YOUR TASK:
Wherever a line below holds the word "Practicum", copy that line.

START DATA FOR THE TASK

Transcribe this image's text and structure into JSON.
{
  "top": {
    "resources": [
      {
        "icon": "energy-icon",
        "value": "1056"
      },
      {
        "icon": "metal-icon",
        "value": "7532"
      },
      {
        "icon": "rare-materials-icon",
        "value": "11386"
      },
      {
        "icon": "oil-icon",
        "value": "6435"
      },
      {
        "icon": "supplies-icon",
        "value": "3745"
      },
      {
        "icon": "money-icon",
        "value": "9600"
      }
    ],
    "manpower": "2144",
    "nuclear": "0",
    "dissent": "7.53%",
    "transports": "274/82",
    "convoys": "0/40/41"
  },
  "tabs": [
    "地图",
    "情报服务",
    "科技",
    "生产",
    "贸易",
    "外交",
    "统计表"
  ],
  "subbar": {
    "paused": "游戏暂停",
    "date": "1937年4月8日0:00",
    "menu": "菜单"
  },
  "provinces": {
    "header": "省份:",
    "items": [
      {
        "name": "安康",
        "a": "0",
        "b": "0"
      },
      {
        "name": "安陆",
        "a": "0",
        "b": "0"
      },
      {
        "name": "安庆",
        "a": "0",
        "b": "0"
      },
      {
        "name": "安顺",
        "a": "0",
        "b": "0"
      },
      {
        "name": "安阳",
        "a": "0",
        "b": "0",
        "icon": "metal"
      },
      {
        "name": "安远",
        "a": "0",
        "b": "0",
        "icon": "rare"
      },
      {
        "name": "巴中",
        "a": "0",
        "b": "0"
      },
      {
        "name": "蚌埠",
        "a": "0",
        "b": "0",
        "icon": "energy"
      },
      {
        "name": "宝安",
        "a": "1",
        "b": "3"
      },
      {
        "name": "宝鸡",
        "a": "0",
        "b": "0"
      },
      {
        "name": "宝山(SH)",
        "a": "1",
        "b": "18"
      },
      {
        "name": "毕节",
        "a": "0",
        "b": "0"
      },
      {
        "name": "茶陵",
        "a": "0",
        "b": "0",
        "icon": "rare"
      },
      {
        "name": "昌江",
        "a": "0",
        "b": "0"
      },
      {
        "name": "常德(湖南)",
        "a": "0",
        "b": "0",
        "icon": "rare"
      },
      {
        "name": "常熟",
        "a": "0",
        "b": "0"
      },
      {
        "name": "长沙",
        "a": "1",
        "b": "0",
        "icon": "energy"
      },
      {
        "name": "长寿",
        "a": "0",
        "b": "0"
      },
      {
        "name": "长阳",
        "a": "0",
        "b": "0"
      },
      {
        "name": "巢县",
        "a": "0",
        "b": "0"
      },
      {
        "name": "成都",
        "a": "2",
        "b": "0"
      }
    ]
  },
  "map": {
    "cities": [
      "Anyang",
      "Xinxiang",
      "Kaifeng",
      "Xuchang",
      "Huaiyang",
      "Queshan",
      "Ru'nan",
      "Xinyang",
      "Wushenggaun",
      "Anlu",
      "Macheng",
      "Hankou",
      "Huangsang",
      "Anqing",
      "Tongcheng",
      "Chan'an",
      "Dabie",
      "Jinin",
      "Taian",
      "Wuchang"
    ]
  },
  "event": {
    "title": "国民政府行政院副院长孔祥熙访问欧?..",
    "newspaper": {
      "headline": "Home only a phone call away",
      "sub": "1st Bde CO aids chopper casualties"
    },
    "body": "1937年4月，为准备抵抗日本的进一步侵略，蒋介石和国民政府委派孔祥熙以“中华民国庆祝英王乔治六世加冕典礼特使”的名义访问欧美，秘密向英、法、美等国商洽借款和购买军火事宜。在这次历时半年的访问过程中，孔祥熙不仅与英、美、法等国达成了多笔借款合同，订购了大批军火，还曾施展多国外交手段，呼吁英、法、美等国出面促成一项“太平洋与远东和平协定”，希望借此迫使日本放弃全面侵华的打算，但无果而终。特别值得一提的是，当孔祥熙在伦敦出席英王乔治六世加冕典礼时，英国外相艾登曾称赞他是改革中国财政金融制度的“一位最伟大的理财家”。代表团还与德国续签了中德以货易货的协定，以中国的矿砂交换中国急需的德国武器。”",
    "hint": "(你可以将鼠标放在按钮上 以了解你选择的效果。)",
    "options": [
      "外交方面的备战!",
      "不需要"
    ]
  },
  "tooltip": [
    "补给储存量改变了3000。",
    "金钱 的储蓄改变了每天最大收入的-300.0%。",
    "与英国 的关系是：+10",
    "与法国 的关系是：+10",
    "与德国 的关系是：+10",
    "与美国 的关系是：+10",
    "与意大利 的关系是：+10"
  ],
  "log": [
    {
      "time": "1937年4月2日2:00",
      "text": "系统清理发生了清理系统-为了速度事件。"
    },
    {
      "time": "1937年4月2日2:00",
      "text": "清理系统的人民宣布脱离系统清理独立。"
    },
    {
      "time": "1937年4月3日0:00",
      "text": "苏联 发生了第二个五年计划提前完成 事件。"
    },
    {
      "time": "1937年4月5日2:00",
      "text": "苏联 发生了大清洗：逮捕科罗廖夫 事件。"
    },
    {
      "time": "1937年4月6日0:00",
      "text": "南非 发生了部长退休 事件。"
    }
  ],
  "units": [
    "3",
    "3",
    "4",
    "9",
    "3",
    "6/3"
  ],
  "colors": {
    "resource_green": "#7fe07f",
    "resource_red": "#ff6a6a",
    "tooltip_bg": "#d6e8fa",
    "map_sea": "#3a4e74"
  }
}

END DATA FOR THE TASK
START DATA FOR THE TASK

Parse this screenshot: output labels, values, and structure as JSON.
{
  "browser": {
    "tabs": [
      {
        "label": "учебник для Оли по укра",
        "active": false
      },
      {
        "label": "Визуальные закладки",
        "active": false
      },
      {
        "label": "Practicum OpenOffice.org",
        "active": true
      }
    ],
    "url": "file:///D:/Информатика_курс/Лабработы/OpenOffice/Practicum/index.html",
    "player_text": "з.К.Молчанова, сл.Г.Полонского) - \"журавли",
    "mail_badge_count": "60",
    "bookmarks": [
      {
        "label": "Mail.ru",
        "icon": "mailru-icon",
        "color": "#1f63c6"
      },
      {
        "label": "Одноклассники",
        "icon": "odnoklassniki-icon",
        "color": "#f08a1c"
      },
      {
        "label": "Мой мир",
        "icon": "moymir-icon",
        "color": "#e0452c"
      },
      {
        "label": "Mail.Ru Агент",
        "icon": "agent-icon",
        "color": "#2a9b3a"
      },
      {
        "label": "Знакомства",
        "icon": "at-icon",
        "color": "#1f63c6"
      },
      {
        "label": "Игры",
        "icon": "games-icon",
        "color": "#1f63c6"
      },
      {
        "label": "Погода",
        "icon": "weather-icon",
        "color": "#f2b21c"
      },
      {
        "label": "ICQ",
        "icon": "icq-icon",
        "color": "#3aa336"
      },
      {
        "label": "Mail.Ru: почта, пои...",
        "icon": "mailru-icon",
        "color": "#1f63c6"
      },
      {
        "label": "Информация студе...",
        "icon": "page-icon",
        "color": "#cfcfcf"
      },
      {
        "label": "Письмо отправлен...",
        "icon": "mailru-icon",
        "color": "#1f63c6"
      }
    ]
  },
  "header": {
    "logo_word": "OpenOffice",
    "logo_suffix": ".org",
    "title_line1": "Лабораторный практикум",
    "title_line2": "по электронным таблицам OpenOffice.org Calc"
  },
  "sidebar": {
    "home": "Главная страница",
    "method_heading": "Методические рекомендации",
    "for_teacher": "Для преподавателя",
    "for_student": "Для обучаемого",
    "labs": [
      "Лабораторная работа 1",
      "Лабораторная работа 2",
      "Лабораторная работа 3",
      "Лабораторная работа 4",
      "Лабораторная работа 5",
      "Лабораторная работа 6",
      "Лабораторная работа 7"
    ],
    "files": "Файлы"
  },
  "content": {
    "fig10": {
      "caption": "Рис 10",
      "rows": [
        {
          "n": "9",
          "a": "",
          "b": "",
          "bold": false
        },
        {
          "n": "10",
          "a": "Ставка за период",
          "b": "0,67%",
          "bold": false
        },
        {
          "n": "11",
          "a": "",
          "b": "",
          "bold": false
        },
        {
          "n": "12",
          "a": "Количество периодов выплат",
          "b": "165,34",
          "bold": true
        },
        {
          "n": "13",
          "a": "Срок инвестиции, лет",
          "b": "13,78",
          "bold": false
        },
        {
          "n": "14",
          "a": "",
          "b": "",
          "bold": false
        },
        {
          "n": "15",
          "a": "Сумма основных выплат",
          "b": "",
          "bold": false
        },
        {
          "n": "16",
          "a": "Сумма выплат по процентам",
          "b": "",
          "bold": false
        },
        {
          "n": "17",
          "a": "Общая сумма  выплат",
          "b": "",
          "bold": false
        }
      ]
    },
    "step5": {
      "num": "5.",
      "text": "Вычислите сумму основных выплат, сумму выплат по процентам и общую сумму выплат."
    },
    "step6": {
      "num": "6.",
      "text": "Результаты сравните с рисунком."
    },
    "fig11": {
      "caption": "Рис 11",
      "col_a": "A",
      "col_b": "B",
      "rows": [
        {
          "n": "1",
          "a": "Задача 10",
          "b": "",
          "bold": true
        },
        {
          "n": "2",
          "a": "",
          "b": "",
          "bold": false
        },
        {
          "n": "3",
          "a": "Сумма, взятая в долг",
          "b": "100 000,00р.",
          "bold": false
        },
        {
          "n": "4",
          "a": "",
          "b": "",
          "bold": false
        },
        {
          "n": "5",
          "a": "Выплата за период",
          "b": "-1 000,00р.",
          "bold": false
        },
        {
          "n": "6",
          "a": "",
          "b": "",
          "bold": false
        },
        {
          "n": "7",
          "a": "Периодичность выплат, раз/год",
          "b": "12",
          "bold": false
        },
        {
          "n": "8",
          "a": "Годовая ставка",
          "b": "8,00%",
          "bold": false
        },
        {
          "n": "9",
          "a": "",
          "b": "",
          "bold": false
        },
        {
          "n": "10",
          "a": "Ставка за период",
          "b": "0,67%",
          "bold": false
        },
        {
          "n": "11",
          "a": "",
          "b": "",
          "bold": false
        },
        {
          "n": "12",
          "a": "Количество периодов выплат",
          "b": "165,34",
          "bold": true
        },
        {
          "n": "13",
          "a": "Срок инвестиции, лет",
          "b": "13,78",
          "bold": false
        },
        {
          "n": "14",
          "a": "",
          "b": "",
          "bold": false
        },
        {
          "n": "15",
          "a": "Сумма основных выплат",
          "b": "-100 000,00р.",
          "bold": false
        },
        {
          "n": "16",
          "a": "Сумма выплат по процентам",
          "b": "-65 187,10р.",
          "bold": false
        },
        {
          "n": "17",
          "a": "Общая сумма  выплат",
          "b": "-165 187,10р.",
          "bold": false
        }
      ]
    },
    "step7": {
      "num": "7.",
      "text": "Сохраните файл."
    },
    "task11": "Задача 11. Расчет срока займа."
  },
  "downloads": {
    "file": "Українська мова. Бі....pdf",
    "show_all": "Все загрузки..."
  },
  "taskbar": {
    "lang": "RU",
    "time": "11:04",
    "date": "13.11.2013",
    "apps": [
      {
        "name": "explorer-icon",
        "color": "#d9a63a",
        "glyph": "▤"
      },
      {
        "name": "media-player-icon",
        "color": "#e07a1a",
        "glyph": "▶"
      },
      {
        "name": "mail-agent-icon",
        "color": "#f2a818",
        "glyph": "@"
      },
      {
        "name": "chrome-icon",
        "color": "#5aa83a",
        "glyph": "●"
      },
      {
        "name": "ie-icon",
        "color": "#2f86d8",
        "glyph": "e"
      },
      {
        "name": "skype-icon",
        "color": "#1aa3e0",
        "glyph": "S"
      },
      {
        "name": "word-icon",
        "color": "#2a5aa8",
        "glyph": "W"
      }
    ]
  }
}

END DATA FOR THE TASK

ANSWER FOR THE TASK:
        "label": "Practicum OpenOffice.org",
    "url": "file:///D:/Информатика_курс/Лабработы/OpenOffice/Practicum/index.html",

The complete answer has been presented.